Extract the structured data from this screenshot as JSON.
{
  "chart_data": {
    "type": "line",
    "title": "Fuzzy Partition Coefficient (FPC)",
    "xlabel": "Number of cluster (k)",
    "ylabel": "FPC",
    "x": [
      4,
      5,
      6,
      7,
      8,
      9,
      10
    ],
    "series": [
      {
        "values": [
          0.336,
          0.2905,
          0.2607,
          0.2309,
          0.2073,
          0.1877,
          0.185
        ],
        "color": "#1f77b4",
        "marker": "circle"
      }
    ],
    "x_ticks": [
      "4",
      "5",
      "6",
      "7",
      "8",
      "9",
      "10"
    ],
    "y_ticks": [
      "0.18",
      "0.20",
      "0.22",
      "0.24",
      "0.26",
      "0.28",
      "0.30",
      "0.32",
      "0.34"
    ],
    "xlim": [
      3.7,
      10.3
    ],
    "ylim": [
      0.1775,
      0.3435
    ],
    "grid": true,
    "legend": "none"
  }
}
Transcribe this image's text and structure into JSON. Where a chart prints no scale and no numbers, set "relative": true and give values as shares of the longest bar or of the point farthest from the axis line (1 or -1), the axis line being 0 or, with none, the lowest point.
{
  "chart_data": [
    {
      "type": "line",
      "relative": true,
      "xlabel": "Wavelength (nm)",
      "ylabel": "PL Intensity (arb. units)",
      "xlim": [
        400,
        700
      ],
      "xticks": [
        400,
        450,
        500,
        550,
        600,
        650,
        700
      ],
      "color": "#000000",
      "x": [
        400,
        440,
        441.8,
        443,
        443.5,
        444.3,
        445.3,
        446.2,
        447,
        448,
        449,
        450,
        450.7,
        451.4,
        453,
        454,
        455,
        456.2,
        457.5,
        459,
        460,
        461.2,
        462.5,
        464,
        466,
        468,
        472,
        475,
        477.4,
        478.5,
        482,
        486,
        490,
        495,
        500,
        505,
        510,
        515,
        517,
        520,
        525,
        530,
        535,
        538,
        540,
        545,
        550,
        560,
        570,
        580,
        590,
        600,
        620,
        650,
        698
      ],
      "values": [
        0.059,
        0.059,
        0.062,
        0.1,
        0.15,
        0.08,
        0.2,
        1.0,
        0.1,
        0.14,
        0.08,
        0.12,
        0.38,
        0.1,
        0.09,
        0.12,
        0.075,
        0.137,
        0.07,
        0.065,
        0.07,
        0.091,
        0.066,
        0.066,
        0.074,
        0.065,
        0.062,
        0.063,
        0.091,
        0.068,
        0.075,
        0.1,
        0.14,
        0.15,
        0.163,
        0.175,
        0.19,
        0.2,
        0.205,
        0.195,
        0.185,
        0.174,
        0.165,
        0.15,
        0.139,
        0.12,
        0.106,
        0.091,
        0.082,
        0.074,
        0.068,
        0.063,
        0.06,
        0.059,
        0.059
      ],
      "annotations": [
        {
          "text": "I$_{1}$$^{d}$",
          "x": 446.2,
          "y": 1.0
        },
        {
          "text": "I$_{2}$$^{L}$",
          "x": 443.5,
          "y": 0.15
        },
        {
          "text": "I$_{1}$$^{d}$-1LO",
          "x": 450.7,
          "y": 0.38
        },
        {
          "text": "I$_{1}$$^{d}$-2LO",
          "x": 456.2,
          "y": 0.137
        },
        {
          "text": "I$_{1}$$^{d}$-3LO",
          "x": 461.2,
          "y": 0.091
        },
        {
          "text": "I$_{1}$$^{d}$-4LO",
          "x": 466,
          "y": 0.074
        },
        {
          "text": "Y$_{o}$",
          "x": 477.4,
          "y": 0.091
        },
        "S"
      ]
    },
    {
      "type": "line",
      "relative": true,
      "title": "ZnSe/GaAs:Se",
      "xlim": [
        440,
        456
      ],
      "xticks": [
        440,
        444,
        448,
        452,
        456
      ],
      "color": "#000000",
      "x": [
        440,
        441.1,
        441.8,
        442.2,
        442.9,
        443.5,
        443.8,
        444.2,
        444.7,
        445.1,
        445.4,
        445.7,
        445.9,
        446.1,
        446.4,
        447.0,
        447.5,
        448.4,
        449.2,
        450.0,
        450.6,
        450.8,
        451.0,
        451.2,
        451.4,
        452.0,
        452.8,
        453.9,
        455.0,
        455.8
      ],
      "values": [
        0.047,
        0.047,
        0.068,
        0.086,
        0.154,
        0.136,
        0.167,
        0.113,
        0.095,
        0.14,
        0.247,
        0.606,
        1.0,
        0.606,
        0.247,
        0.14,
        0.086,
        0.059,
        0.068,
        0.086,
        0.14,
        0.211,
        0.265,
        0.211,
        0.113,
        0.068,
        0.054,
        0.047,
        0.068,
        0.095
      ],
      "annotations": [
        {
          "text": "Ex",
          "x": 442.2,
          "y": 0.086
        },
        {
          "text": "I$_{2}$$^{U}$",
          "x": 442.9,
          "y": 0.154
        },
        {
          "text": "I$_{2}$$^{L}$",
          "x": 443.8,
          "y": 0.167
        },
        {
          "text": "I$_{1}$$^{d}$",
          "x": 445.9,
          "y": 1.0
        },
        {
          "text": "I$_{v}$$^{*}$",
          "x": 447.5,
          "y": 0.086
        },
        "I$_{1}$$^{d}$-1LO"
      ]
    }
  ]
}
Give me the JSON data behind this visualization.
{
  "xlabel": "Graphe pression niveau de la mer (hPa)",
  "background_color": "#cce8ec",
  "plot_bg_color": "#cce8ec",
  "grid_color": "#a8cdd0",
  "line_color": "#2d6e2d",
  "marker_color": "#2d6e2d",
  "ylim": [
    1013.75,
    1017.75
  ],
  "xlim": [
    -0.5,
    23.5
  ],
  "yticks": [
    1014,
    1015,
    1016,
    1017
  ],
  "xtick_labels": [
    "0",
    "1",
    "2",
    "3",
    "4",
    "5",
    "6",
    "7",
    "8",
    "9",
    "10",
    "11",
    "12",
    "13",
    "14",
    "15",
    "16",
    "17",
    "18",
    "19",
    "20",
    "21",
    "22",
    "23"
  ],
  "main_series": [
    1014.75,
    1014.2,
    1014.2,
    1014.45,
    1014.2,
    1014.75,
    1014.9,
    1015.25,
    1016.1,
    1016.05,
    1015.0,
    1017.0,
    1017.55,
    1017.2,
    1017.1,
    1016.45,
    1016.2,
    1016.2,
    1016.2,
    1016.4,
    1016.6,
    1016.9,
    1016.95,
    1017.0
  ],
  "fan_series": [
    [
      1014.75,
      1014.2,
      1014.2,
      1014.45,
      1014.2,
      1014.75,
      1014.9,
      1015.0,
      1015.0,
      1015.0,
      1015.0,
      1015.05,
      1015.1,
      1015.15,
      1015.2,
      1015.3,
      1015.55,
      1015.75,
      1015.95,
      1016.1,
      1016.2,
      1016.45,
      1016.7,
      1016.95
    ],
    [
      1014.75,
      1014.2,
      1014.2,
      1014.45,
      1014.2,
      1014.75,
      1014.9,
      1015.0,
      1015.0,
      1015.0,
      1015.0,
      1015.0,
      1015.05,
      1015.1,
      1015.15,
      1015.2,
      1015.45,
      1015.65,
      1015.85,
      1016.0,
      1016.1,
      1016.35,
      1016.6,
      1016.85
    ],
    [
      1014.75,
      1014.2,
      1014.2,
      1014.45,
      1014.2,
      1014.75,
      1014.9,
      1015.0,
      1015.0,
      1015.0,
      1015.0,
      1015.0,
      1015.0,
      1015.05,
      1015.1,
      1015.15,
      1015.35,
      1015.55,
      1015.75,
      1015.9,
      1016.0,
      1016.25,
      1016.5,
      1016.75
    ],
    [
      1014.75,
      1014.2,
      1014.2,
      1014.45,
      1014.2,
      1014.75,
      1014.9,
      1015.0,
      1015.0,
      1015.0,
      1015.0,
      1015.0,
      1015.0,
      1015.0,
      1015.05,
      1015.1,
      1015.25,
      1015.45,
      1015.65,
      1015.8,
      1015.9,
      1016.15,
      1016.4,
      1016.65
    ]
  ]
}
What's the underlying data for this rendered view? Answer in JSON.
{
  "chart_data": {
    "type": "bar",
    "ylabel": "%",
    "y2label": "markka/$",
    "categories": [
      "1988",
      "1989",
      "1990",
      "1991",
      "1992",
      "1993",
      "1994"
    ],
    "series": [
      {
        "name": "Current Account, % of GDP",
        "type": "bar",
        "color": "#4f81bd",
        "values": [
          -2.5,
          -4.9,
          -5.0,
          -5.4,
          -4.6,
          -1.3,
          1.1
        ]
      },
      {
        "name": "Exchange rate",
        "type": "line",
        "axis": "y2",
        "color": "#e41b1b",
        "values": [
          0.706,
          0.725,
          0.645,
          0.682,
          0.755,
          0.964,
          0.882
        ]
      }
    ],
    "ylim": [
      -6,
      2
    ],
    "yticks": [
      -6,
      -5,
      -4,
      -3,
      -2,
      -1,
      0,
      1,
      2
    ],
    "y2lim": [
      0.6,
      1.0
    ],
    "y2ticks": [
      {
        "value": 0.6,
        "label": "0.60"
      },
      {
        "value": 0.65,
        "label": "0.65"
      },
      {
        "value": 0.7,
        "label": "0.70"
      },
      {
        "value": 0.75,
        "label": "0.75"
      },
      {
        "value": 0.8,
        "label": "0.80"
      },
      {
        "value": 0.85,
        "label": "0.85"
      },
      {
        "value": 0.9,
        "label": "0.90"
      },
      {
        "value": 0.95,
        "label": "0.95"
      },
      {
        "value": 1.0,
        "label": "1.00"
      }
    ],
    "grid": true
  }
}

# Exercise
Identify all lines where the word "type" shows up. Copy them.

# Written response
    "type": "line",
      "type": "line",
      "type": "line",
    "type": "bar",
        "type": "bar",
        "type": "line",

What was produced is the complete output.